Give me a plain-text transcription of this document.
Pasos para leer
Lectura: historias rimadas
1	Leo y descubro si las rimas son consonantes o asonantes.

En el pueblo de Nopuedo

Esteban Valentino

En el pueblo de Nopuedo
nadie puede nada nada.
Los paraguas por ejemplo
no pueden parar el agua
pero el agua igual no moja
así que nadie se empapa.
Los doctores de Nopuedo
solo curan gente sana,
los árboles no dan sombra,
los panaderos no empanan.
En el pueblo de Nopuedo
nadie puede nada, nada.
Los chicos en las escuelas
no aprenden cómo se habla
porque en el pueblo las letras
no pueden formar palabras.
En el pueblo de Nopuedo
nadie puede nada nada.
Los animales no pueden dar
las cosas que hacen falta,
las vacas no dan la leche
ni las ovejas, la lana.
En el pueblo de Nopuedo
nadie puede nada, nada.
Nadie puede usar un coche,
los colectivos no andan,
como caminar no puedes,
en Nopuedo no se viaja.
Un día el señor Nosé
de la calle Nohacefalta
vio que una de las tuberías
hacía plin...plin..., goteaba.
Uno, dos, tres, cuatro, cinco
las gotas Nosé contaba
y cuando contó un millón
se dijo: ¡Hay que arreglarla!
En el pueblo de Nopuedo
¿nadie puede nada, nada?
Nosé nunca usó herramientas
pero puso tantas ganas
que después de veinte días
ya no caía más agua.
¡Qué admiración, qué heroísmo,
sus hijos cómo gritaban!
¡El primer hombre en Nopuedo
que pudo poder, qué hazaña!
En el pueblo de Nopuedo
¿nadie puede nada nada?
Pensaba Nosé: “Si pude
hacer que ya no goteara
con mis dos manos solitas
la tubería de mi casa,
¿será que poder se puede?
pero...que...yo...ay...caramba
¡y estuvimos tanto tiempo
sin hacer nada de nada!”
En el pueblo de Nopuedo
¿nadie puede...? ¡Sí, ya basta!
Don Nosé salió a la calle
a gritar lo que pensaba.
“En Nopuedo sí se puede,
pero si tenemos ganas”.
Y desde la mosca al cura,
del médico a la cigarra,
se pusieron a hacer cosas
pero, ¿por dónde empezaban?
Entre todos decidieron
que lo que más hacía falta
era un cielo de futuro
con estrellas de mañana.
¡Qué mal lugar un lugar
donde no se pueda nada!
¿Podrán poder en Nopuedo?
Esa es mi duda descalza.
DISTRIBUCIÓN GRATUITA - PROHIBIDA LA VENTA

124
========
→ **Stated goal**
Find every line above that contains the word "nada", and return each one.

→ **In response**
nadie puede nada nada.
nadie puede nada, nada.
nadie puede nada nada.
nadie puede nada, nada.
¿nadie puede nada, nada?
¿nadie puede nada nada?
sin hacer nada de nada!”
donde no se pueda nada!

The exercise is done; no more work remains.